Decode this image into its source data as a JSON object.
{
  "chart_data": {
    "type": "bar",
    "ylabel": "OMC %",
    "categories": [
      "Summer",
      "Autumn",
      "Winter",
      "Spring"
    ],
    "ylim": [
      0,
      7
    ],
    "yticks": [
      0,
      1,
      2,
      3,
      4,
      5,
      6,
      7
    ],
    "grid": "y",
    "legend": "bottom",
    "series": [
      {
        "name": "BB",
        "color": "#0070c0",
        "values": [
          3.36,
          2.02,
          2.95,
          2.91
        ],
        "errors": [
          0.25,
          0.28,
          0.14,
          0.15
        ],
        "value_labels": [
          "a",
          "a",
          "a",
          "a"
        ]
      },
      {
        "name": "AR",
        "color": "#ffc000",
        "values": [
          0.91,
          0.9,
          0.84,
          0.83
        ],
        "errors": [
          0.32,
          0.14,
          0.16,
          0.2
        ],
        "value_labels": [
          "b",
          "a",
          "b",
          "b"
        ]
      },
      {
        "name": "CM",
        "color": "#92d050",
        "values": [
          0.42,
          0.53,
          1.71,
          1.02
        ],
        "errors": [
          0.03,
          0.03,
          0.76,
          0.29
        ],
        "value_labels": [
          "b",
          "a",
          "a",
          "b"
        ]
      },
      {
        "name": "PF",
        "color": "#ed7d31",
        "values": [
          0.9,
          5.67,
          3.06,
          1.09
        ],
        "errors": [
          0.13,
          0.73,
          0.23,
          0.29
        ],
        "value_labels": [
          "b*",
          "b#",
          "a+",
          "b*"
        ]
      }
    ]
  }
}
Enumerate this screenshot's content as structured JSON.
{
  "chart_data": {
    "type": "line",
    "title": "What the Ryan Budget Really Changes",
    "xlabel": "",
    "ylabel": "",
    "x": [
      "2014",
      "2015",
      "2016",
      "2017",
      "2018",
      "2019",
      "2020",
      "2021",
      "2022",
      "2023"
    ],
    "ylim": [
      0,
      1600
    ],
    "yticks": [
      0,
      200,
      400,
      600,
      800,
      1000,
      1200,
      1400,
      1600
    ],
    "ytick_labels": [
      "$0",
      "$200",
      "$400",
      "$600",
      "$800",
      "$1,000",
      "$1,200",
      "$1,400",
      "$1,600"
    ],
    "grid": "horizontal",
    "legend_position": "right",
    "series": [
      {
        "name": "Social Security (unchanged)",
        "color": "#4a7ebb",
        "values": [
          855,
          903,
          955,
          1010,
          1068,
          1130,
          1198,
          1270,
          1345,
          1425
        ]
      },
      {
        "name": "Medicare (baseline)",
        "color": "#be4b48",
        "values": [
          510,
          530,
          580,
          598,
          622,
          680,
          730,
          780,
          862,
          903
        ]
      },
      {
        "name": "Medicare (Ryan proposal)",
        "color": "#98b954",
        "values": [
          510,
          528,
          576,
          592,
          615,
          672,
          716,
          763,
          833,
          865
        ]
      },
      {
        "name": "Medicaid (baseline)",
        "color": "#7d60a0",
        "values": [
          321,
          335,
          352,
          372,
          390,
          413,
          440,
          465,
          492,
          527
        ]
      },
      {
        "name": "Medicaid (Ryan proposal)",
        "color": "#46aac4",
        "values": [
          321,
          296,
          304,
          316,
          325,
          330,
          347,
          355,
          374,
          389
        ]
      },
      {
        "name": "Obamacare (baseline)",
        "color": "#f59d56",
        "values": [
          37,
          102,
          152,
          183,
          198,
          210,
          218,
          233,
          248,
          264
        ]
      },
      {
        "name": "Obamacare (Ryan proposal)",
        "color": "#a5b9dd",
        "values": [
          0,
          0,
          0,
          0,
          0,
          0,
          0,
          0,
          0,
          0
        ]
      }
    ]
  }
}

- _TASK STATEMENT_: Copy out every line of the material above that mentions the word "Medicaid".

- _IN RESPONSE_:
        "name": "Medicaid (baseline)",
        "name": "Medicaid (Ryan proposal)",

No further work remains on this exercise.